● **Records from a collection**
+++
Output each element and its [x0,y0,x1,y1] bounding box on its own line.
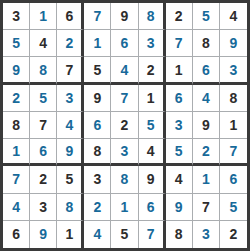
sudoku-cell[interactable]: 2 [139,57,166,84]
sudoku-cell[interactable]: 4 [111,57,138,84]
sudoku-cell[interactable]: 3 [111,139,138,166]
sudoku-cell[interactable]: 2 [166,3,193,30]
sudoku-cell[interactable]: 6 [57,3,84,30]
sudoku-cell[interactable]: 9 [84,85,111,112]
sudoku-cell[interactable]: 3 [193,221,220,248]
sudoku-cell[interactable]: 5 [57,166,84,193]
sudoku-cell[interactable]: 3 [139,30,166,57]
sudoku-cell[interactable]: 7 [57,57,84,84]
sudoku-cell[interactable]: 6 [84,112,111,139]
sudoku-cell[interactable]: 6 [30,139,57,166]
sudoku-cell[interactable]: 4 [84,221,111,248]
sudoku-cell[interactable]: 2 [30,166,57,193]
sudoku-cell[interactable]: 1 [57,221,84,248]
sudoku-cell[interactable]: 2 [84,194,111,221]
sudoku-cell[interactable]: 3 [30,194,57,221]
sudoku-cell[interactable]: 9 [30,221,57,248]
sudoku-cell[interactable]: 9 [111,3,138,30]
sudoku-cell[interactable]: 6 [3,221,30,248]
sudoku-cell[interactable]: 7 [3,166,30,193]
sudoku-cell[interactable]: 8 [139,3,166,30]
sudoku-cell[interactable]: 9 [3,57,30,84]
sudoku-cell[interactable]: 9 [193,112,220,139]
sudoku-cell[interactable]: 1 [3,139,30,166]
sudoku-cell[interactable]: 7 [111,85,138,112]
sudoku-cell[interactable]: 5 [30,85,57,112]
sudoku-cell[interactable]: 4 [139,139,166,166]
sudoku-cell[interactable]: 5 [139,112,166,139]
sudoku-cell[interactable]: 8 [30,57,57,84]
sudoku-cell[interactable]: 9 [57,139,84,166]
sudoku-cell[interactable]: 7 [166,30,193,57]
sudoku-cell[interactable]: 8 [84,139,111,166]
sudoku-cell[interactable]: 1 [30,3,57,30]
sudoku-cell[interactable]: 6 [111,30,138,57]
sudoku-cell[interactable]: 8 [166,221,193,248]
sudoku-cell[interactable]: 1 [166,57,193,84]
sudoku-cell[interactable]: 6 [166,85,193,112]
sudoku-cell[interactable]: 6 [220,166,247,193]
sudoku-cell[interactable]: 5 [84,57,111,84]
sudoku-cell[interactable]: 4 [193,85,220,112]
sudoku-cell[interactable]: 5 [166,139,193,166]
sudoku-cell[interactable]: 3 [57,85,84,112]
sudoku-cell[interactable]: 7 [84,3,111,30]
sudoku-cell[interactable]: 2 [111,112,138,139]
sudoku-cell[interactable]: 3 [166,112,193,139]
sudoku-cell[interactable]: 9 [166,194,193,221]
sudoku-cell[interactable]: 3 [84,166,111,193]
sudoku-cell[interactable]: 7 [30,112,57,139]
sudoku-cell[interactable]: 3 [220,57,247,84]
sudoku-cell[interactable]: 8 [57,194,84,221]
sudoku-cell[interactable]: 5 [111,221,138,248]
sudoku-cell[interactable]: 2 [57,30,84,57]
sudoku-cell[interactable]: 7 [139,221,166,248]
sudoku-cell[interactable]: 3 [3,3,30,30]
sudoku-cell[interactable]: 6 [139,194,166,221]
sudoku-board: 3167982545421637899875421632539716488746… [0,0,250,251]
sudoku-cell[interactable]: 4 [57,112,84,139]
sudoku-cell[interactable]: 7 [193,194,220,221]
sudoku-cell[interactable]: 1 [220,112,247,139]
sudoku-cell[interactable]: 5 [3,30,30,57]
sudoku-cell[interactable]: 1 [111,194,138,221]
sudoku-cell[interactable]: 2 [3,85,30,112]
sudoku-cell[interactable]: 2 [220,221,247,248]
sudoku-cell[interactable]: 1 [193,166,220,193]
sudoku-cell[interactable]: 4 [166,166,193,193]
sudoku-cell[interactable]: 5 [220,194,247,221]
sudoku-cell[interactable]: 4 [220,3,247,30]
sudoku-cell[interactable]: 6 [193,57,220,84]
sudoku-cell[interactable]: 8 [3,112,30,139]
sudoku-cell[interactable]: 5 [193,3,220,30]
sudoku-cell[interactable]: 4 [3,194,30,221]
sudoku-cell[interactable]: 1 [84,30,111,57]
sudoku-cell[interactable]: 4 [30,30,57,57]
sudoku-cell[interactable]: 8 [111,166,138,193]
sudoku-cell[interactable]: 9 [220,30,247,57]
sudoku-cell[interactable]: 9 [139,166,166,193]
sudoku-cell[interactable]: 8 [193,30,220,57]
sudoku-cell[interactable]: 8 [220,85,247,112]
sudoku-cell[interactable]: 7 [220,139,247,166]
sudoku-cell[interactable]: 1 [139,85,166,112]
sudoku-cell[interactable]: 2 [193,139,220,166]
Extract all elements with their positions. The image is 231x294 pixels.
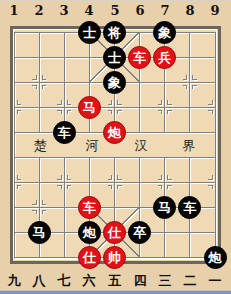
xiangqi-piece[interactable]: 卒 xyxy=(128,221,151,244)
xiangqi-piece[interactable]: 马 xyxy=(78,96,101,119)
file-number: 八 xyxy=(26,272,52,288)
xiangqi-piece[interactable]: 车 xyxy=(78,196,101,219)
xiangqi-piece[interactable]: 帅 xyxy=(103,246,126,269)
file-number: 九 xyxy=(1,272,27,288)
xiangqi-piece[interactable]: 炮 xyxy=(103,121,126,144)
xiangqi-piece[interactable]: 仕 xyxy=(78,246,101,269)
xiangqi-piece[interactable]: 车 xyxy=(128,46,151,69)
file-number: 二 xyxy=(177,272,203,288)
file-number: 五 xyxy=(102,272,128,288)
xiangqi-piece[interactable]: 象 xyxy=(103,71,126,94)
file-number: 一 xyxy=(202,272,228,288)
xiangqi-piece[interactable]: 马 xyxy=(153,196,176,219)
xiangqi-piece[interactable]: 士 xyxy=(103,46,126,69)
file-number: 七 xyxy=(51,272,77,288)
file-number: 六 xyxy=(76,272,102,288)
xiangqi-piece[interactable]: 马 xyxy=(28,221,51,244)
file-number: 三 xyxy=(152,272,178,288)
xiangqi-piece[interactable]: 兵 xyxy=(153,46,176,69)
xiangqi-piece[interactable]: 仕 xyxy=(103,221,126,244)
xiangqi-piece[interactable]: 车 xyxy=(53,121,76,144)
xiangqi-piece[interactable]: 士 xyxy=(78,21,101,44)
window-bottom-edge xyxy=(0,290,231,294)
xiangqi-piece[interactable]: 象 xyxy=(153,21,176,44)
file-number: 四 xyxy=(127,272,153,288)
xiangqi-piece[interactable]: 炮 xyxy=(78,221,101,244)
xiangqi-app: 1 2 3 4 5 6 7 8 9 楚 河 汉 界 士将象士车兵象马车炮车马车马… xyxy=(0,0,231,294)
xiangqi-piece[interactable]: 炮 xyxy=(204,246,227,269)
xiangqi-piece[interactable]: 车 xyxy=(178,196,201,219)
xiangqi-piece[interactable]: 将 xyxy=(103,21,126,44)
pieces-layer[interactable]: 士将象士车兵象马车炮车马车马炮仕卒仕帅炮 xyxy=(2,20,229,270)
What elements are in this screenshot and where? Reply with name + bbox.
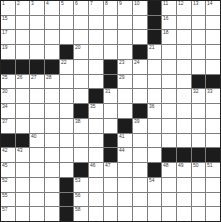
+++
● **What the task requires**
Copy every one of the records above line for line, without changing anything. Omit the pictures from your copy.

● **Solution to this problem**
Output each element and its [x0,y0,x1,y1] bounding box on its own line.
sudoku-cell[interactable]: 2 [139,57,166,84]
sudoku-cell[interactable]: 4 [111,57,138,84]
sudoku-cell[interactable]: 3 [111,139,138,166]
sudoku-cell[interactable]: 2 [166,3,193,30]
sudoku-cell[interactable]: 6 [57,3,84,30]
sudoku-cell[interactable]: 9 [84,85,111,112]
sudoku-cell[interactable]: 3 [193,221,220,248]
sudoku-cell[interactable]: 5 [57,166,84,193]
sudoku-cell[interactable]: 3 [139,30,166,57]
sudoku-cell[interactable]: 7 [57,57,84,84]
sudoku-cell[interactable]: 6 [84,112,111,139]
sudoku-cell[interactable]: 6 [30,139,57,166]
sudoku-cell[interactable]: 4 [84,221,111,248]
sudoku-cell[interactable]: 2 [30,166,57,193]
sudoku-cell[interactable]: 1 [57,221,84,248]
sudoku-cell[interactable]: 2 [84,194,111,221]
sudoku-cell[interactable]: 3 [30,194,57,221]
sudoku-cell[interactable]: 9 [30,221,57,248]
sudoku-cell[interactable]: 9 [111,3,138,30]
sudoku-cell[interactable]: 6 [3,221,30,248]
sudoku-cell[interactable]: 7 [3,166,30,193]
sudoku-cell[interactable]: 8 [139,3,166,30]
sudoku-cell[interactable]: 9 [3,57,30,84]
sudoku-cell[interactable]: 9 [193,112,220,139]
sudoku-cell[interactable]: 1 [3,139,30,166]
sudoku-cell[interactable]: 7 [111,85,138,112]
sudoku-cell[interactable]: 5 [30,85,57,112]
sudoku-cell[interactable]: 4 [139,139,166,166]
sudoku-cell[interactable]: 5 [139,112,166,139]
sudoku-cell[interactable]: 8 [30,57,57,84]
sudoku-cell[interactable]: 9 [57,139,84,166]
sudoku-cell[interactable]: 7 [166,30,193,57]
sudoku-cell[interactable]: 8 [84,139,111,166]
sudoku-cell[interactable]: 1 [30,3,57,30]
sudoku-cell[interactable]: 6 [111,30,138,57]
sudoku-cell[interactable]: 8 [166,221,193,248]
sudoku-cell[interactable]: 1 [166,57,193,84]
sudoku-cell[interactable]: 6 [166,85,193,112]
sudoku-cell[interactable]: 6 [220,166,247,193]
sudoku-cell[interactable]: 5 [84,57,111,84]
sudoku-cell[interactable]: 4 [193,85,220,112]
sudoku-cell[interactable]: 5 [166,139,193,166]
sudoku-cell[interactable]: 3 [57,85,84,112]
sudoku-cell[interactable]: 7 [84,3,111,30]
sudoku-cell[interactable]: 2 [111,112,138,139]
sudoku-cell[interactable]: 3 [166,112,193,139]
sudoku-cell[interactable]: 9 [166,194,193,221]
sudoku-cell[interactable]: 3 [84,166,111,193]
sudoku-cell[interactable]: 7 [30,112,57,139]
sudoku-cell[interactable]: 3 [220,57,247,84]
sudoku-cell[interactable]: 8 [57,194,84,221]
sudoku-cell[interactable]: 5 [111,221,138,248]
sudoku-cell[interactable]: 2 [57,30,84,57]
sudoku-cell[interactable]: 7 [139,221,166,248]
sudoku-cell[interactable]: 3 [3,3,30,30]
sudoku-cell[interactable]: 6 [139,194,166,221]
sudoku-board: 3167982545421637899875421632539716488746… [0,0,250,251]
sudoku-cell[interactable]: 4 [57,112,84,139]
sudoku-cell[interactable]: 7 [193,194,220,221]
sudoku-cell[interactable]: 1 [220,112,247,139]
sudoku-cell[interactable]: 5 [3,30,30,57]
sudoku-cell[interactable]: 1 [111,194,138,221]
sudoku-cell[interactable]: 2 [3,85,30,112]
sudoku-cell[interactable]: 2 [220,221,247,248]
sudoku-cell[interactable]: 1 [193,166,220,193]
sudoku-cell[interactable]: 4 [166,166,193,193]
sudoku-cell[interactable]: 5 [220,194,247,221]
sudoku-cell[interactable]: 4 [220,3,247,30]
sudoku-cell[interactable]: 6 [193,57,220,84]
sudoku-cell[interactable]: 8 [3,112,30,139]
sudoku-cell[interactable]: 5 [193,3,220,30]
sudoku-cell[interactable]: 4 [3,194,30,221]
sudoku-cell[interactable]: 1 [84,30,111,57]
sudoku-cell[interactable]: 4 [30,30,57,57]
sudoku-cell[interactable]: 8 [111,166,138,193]
sudoku-cell[interactable]: 9 [220,30,247,57]
sudoku-cell[interactable]: 9 [139,166,166,193]
sudoku-cell[interactable]: 8 [193,30,220,57]
sudoku-cell[interactable]: 8 [220,85,247,112]
sudoku-cell[interactable]: 7 [220,139,247,166]
sudoku-cell[interactable]: 1 [139,85,166,112]
sudoku-cell[interactable]: 2 [193,139,220,166]
Extract all elements with their positions. The image is 231x294 pixels.
xiangqi-piece[interactable]: 卒 xyxy=(128,221,151,244)
xiangqi-piece[interactable]: 马 xyxy=(78,96,101,119)
file-number: 八 xyxy=(26,272,52,288)
xiangqi-piece[interactable]: 车 xyxy=(78,196,101,219)
xiangqi-piece[interactable]: 帅 xyxy=(103,246,126,269)
file-number: 九 xyxy=(1,272,27,288)
xiangqi-piece[interactable]: 炮 xyxy=(103,121,126,144)
xiangqi-piece[interactable]: 仕 xyxy=(78,246,101,269)
xiangqi-piece[interactable]: 车 xyxy=(128,46,151,69)
file-number: 二 xyxy=(177,272,203,288)
file-number: 五 xyxy=(102,272,128,288)
xiangqi-piece[interactable]: 象 xyxy=(103,71,126,94)
file-number: 一 xyxy=(202,272,228,288)
xiangqi-piece[interactable]: 马 xyxy=(153,196,176,219)
xiangqi-piece[interactable]: 士 xyxy=(103,46,126,69)
file-number: 七 xyxy=(51,272,77,288)
file-number: 六 xyxy=(76,272,102,288)
xiangqi-piece[interactable]: 马 xyxy=(28,221,51,244)
file-number: 三 xyxy=(152,272,178,288)
xiangqi-piece[interactable]: 兵 xyxy=(153,46,176,69)
xiangqi-piece[interactable]: 仕 xyxy=(103,221,126,244)
xiangqi-piece[interactable]: 车 xyxy=(53,121,76,144)
xiangqi-piece[interactable]: 士 xyxy=(78,21,101,44)
window-bottom-edge xyxy=(0,290,231,294)
xiangqi-piece[interactable]: 象 xyxy=(153,21,176,44)
file-number: 四 xyxy=(127,272,153,288)
xiangqi-piece[interactable]: 炮 xyxy=(78,221,101,244)
xiangqi-app: 1 2 3 4 5 6 7 8 9 楚 河 汉 界 士将象士车兵象马车炮车马车马… xyxy=(0,0,231,294)
xiangqi-piece[interactable]: 炮 xyxy=(204,246,227,269)
xiangqi-piece[interactable]: 车 xyxy=(178,196,201,219)
xiangqi-piece[interactable]: 将 xyxy=(103,21,126,44)
pieces-layer[interactable]: 士将象士车兵象马车炮车马车马炮仕卒仕帅炮 xyxy=(2,20,229,270)
What elements are in this screenshot and where? Reply with name + bbox.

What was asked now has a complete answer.